◆ **Records for this task**:
· · ·

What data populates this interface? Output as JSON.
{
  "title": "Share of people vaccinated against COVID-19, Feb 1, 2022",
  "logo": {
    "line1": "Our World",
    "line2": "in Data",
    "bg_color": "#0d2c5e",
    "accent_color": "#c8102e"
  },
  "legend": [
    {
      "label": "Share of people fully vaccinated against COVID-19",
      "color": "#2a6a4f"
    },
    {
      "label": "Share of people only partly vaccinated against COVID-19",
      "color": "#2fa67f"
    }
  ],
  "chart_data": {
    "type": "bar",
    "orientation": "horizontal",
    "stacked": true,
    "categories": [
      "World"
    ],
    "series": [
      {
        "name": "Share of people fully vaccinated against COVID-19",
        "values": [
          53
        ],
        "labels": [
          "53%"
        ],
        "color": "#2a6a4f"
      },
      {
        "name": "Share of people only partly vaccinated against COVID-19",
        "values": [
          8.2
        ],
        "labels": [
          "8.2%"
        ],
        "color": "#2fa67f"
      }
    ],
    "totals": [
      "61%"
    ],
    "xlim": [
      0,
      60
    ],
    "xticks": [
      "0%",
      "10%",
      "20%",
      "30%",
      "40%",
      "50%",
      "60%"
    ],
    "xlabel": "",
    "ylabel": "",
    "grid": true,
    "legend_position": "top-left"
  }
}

· · ·

◆ **Exercise goal**: Print out the whole listing exactly as it appears.

◆ **The solution**:
What data populates this interface? Output as JSON.
{
  "title": "Share of people vaccinated against COVID-19, Feb 1, 2022",
  "logo": {
    "line1": "Our World",
    "line2": "in Data",
    "bg_color": "#0d2c5e",
    "accent_color": "#c8102e"
  },
  "legend": [
    {
      "label": "Share of people fully vaccinated against COVID-19",
      "color": "#2a6a4f"
    },
    {
      "label": "Share of people only partly vaccinated against COVID-19",
      "color": "#2fa67f"
    }
  ],
  "chart_data": {
    "type": "bar",
    "orientation": "horizontal",
    "stacked": true,
    "categories": [
      "World"
    ],
    "series": [
      {
        "name": "Share of people fully vaccinated against COVID-19",
        "values": [
          53
        ],
        "labels": [
          "53%"
        ],
        "color": "#2a6a4f"
      },
      {
        "name": "Share of people only partly vaccinated against COVID-19",
        "values": [
          8.2
        ],
        "labels": [
          "8.2%"
        ],
        "color": "#2fa67f"
      }
    ],
    "totals": [
      "61%"
    ],
    "xlim": [
      0,
      60
    ],
    "xticks": [
      "0%",
      "10%",
      "20%",
      "30%",
      "40%",
      "50%",
      "60%"
    ],
    "xlabel": "",
    "ylabel": "",
    "grid": true,
    "legend_position": "top-left"
  }
}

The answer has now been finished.